*The request*. Which lines hold the word "prepared"? Copy each of them from the material.
Input start
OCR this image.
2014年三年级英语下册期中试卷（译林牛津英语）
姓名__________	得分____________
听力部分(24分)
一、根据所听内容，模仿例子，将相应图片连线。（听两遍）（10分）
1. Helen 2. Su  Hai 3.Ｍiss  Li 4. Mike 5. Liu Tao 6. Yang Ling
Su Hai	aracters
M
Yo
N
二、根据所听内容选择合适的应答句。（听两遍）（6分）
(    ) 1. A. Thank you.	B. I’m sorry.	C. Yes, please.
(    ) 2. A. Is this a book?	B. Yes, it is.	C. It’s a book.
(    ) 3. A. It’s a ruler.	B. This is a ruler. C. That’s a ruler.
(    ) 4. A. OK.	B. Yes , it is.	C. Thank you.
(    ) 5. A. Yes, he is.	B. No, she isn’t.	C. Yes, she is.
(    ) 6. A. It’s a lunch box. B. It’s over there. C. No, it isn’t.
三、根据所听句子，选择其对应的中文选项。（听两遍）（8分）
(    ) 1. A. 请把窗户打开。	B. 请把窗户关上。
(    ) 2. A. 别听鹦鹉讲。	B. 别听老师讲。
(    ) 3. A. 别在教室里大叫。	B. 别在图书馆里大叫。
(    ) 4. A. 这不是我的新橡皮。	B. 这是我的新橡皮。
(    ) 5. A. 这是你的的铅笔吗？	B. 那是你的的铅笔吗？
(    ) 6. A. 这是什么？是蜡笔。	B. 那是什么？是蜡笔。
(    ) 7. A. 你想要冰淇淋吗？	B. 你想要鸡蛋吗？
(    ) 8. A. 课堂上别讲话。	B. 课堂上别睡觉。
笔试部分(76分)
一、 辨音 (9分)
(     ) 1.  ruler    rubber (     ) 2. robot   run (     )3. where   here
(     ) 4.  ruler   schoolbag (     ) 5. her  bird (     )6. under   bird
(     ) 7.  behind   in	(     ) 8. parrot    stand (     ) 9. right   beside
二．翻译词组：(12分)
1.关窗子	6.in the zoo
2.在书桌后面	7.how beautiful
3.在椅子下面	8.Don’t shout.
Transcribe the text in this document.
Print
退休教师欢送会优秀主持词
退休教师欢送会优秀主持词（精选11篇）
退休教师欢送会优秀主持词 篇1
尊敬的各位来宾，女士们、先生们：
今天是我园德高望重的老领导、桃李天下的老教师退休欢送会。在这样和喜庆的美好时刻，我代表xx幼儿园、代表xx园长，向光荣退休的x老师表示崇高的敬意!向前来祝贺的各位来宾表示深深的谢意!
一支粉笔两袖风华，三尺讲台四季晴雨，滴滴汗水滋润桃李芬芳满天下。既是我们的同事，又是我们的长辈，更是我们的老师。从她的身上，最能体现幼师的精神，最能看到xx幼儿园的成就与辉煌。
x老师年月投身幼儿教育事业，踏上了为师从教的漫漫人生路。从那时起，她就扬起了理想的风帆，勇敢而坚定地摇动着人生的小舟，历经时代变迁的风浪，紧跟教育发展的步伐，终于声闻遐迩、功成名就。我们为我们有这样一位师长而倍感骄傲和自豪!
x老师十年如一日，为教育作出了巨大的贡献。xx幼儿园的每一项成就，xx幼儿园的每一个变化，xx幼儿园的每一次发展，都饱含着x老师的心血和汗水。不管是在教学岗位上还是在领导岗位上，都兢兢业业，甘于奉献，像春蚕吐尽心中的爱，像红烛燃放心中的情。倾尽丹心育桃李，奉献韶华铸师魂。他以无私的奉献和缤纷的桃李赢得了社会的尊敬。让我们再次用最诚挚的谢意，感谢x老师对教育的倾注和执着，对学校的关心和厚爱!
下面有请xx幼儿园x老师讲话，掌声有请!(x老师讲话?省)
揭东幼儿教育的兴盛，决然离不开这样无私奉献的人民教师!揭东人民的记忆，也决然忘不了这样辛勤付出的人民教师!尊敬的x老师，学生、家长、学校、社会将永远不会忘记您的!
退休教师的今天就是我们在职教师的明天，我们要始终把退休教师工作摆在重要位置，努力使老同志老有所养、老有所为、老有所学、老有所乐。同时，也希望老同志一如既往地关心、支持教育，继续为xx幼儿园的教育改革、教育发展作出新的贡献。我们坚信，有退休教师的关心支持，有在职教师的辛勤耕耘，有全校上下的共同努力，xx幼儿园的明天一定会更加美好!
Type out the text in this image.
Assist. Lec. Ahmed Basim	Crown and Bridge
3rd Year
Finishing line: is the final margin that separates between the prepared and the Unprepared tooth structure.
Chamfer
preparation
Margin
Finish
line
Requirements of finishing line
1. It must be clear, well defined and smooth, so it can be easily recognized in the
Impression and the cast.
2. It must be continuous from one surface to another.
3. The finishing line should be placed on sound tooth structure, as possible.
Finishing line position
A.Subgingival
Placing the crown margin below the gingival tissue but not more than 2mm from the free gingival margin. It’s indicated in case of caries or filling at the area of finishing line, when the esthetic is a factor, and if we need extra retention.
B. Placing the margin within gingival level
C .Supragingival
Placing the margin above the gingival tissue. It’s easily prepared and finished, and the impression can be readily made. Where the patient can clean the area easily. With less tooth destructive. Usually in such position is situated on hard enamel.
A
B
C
Input end
*Correct response*.
Finishing line: is the final margin that separates between the prepared and the Unprepared tooth structure.
Placing the margin above the gingival tissue. It’s easily prepared and finished, and the impression can be readily made. Where the patient can clean the area easily. With less tooth destructive. Usually in such position is situated on hard enamel.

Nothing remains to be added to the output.